### REQUIRED TASK
Without the pictures, output the records below word for word.

(Collected data entries)

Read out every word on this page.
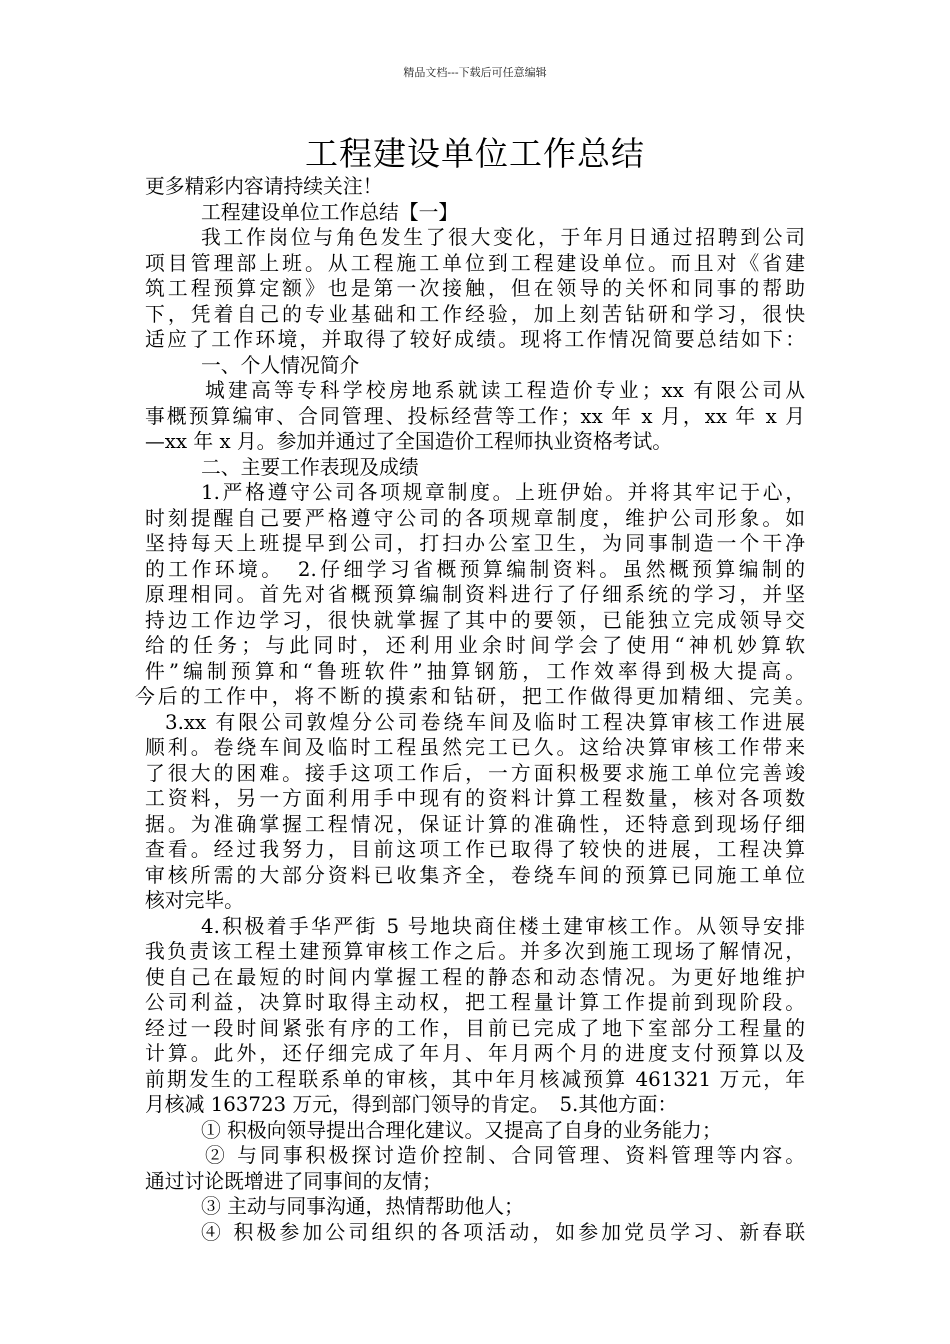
精品文档---下载后可任意编辑
工程建设单位工作总结
更多精彩内容请持续关注！
工程建设单位工作总结【一】
我工作岗位与角色发生了很大变化，于年月日通过招聘到公司
项目管理部上班。从工程施工单位到工程建设单位。而且对《省建
筑工程预算定额》也是第一次接触，但在领导的关怀和同事的帮助
下，凭着自己的专业基础和工作经验，加上刻苦钻研和学习，很快
适应了工作环境，并取得了较好成绩。现将工作情况简要总结如下：
一、个人情况简介
城建高等专科学校房地系就读工程造价专业；xx 有限公司从
事概预算编审、合同管理、投标经营等工作；xx 年 x 月，xx 年 x 月
—xx 年 x 月。参加并通过了全国造价工程师执业资格考试。
二、主要工作表现及成绩
1.严格遵守公司各项规章制度。上班伊始。并将其牢记于心，
时刻提醒自己要严格遵守公司的各项规章制度，维护公司形象。如
坚持每天上班提早到公司，打扫办公室卫生，为同事制造一个干净
的工作环境。　2.仔细学习省概预算编制资料。虽然概预算编制的
原理相同。首先对省概预算编制资料进行了仔细系统的学习，并坚
持边工作边学习，很快就掌握了其中的要领，已能独立完成领导交
给的任务；与此同时，还利用业余时间学会了使用“神机妙算软
件”编制预算和“鲁班软件”抽算钢筋，工作效率得到极大提高。
今后的工作中，将不断的摸索和钻研，把工作做得更加精细、完美。
3.xx 有限公司敦煌分公司卷绕车间及临时工程决算审核工作进展
顺利。卷绕车间及临时工程虽然完工已久。这给决算审核工作带来
了很大的困难。接手这项工作后，一方面积极要求施工单位完善竣
工资料，另一方面利用手中现有的资料计算工程数量，核对各项数
据。为准确掌握工程情况，保证计算的准确性，还特意到现场仔细
查看。经过我努力，目前这项工作已取得了较快的进展，工程决算
审核所需的大部分资料已收集齐全，卷绕车间的预算已同施工单位
核对完毕。
4.积极着手华严街 5 号地块商住楼土建审核工作。从领导安排
我负责该工程土建预算审核工作之后。并多次到施工现场了解情况，
使自己在最短的时间内掌握工程的静态和动态情况。为更好地维护
公司利益，决算时取得主动权，把工程量计算工作提前到现阶段。
经过一段时间紧张有序的工作，目前已完成了地下室部分工程量的
计算。此外，还仔细完成了年月、年月两个月的进度支付预算以及
前期发生的工程联系单的审核，其中年月核减预算 461321 万元，年
月核减 163723 万元，得到部门领导的肯定。　5.其他方面：
① 积极向领导提出合理化建议。又提高了自身的业务能力；
② 与同事积极探讨造价控制、合同管理、资料管理等内容。
通过讨论既增进了同事间的友情；
③ 主动与同事沟通，热情帮助他人；
④ 积极参加公司组织的各项活动，如参加党员学习、新春联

### OUTPUT OF THE TASK
Read out every word on this page.
精品文档---下载后可任意编辑
工程建设单位工作总结
更多精彩内容请持续关注！
工程建设单位工作总结【一】
我工作岗位与角色发生了很大变化，于年月日通过招聘到公司
项目管理部上班。从工程施工单位到工程建设单位。而且对《省建
筑工程预算定额》也是第一次接触，但在领导的关怀和同事的帮助
下，凭着自己的专业基础和工作经验，加上刻苦钻研和学习，很快
适应了工作环境，并取得了较好成绩。现将工作情况简要总结如下：
一、个人情况简介
城建高等专科学校房地系就读工程造价专业；xx 有限公司从
事概预算编审、合同管理、投标经营等工作；xx 年 x 月，xx 年 x 月
—xx 年 x 月。参加并通过了全国造价工程师执业资格考试。
二、主要工作表现及成绩
1.严格遵守公司各项规章制度。上班伊始。并将其牢记于心，
时刻提醒自己要严格遵守公司的各项规章制度，维护公司形象。如
坚持每天上班提早到公司，打扫办公室卫生，为同事制造一个干净
的工作环境。　2.仔细学习省概预算编制资料。虽然概预算编制的
原理相同。首先对省概预算编制资料进行了仔细系统的学习，并坚
持边工作边学习，很快就掌握了其中的要领，已能独立完成领导交
给的任务；与此同时，还利用业余时间学会了使用“神机妙算软
件”编制预算和“鲁班软件”抽算钢筋，工作效率得到极大提高。
今后的工作中，将不断的摸索和钻研，把工作做得更加精细、完美。
3.xx 有限公司敦煌分公司卷绕车间及临时工程决算审核工作进展
顺利。卷绕车间及临时工程虽然完工已久。这给决算审核工作带来
了很大的困难。接手这项工作后，一方面积极要求施工单位完善竣
工资料，另一方面利用手中现有的资料计算工程数量，核对各项数
据。为准确掌握工程情况，保证计算的准确性，还特意到现场仔细
查看。经过我努力，目前这项工作已取得了较快的进展，工程决算
审核所需的大部分资料已收集齐全，卷绕车间的预算已同施工单位
核对完毕。
4.积极着手华严街 5 号地块商住楼土建审核工作。从领导安排
我负责该工程土建预算审核工作之后。并多次到施工现场了解情况，
使自己在最短的时间内掌握工程的静态和动态情况。为更好地维护
公司利益，决算时取得主动权，把工程量计算工作提前到现阶段。
经过一段时间紧张有序的工作，目前已完成了地下室部分工程量的
计算。此外，还仔细完成了年月、年月两个月的进度支付预算以及
前期发生的工程联系单的审核，其中年月核减预算 461321 万元，年
月核减 163723 万元，得到部门领导的肯定。　5.其他方面：
① 积极向领导提出合理化建议。又提高了自身的业务能力；
② 与同事积极探讨造价控制、合同管理、资料管理等内容。
通过讨论既增进了同事间的友情；
③ 主动与同事沟通，热情帮助他人；
④ 积极参加公司组织的各项活动，如参加党员学习、新春联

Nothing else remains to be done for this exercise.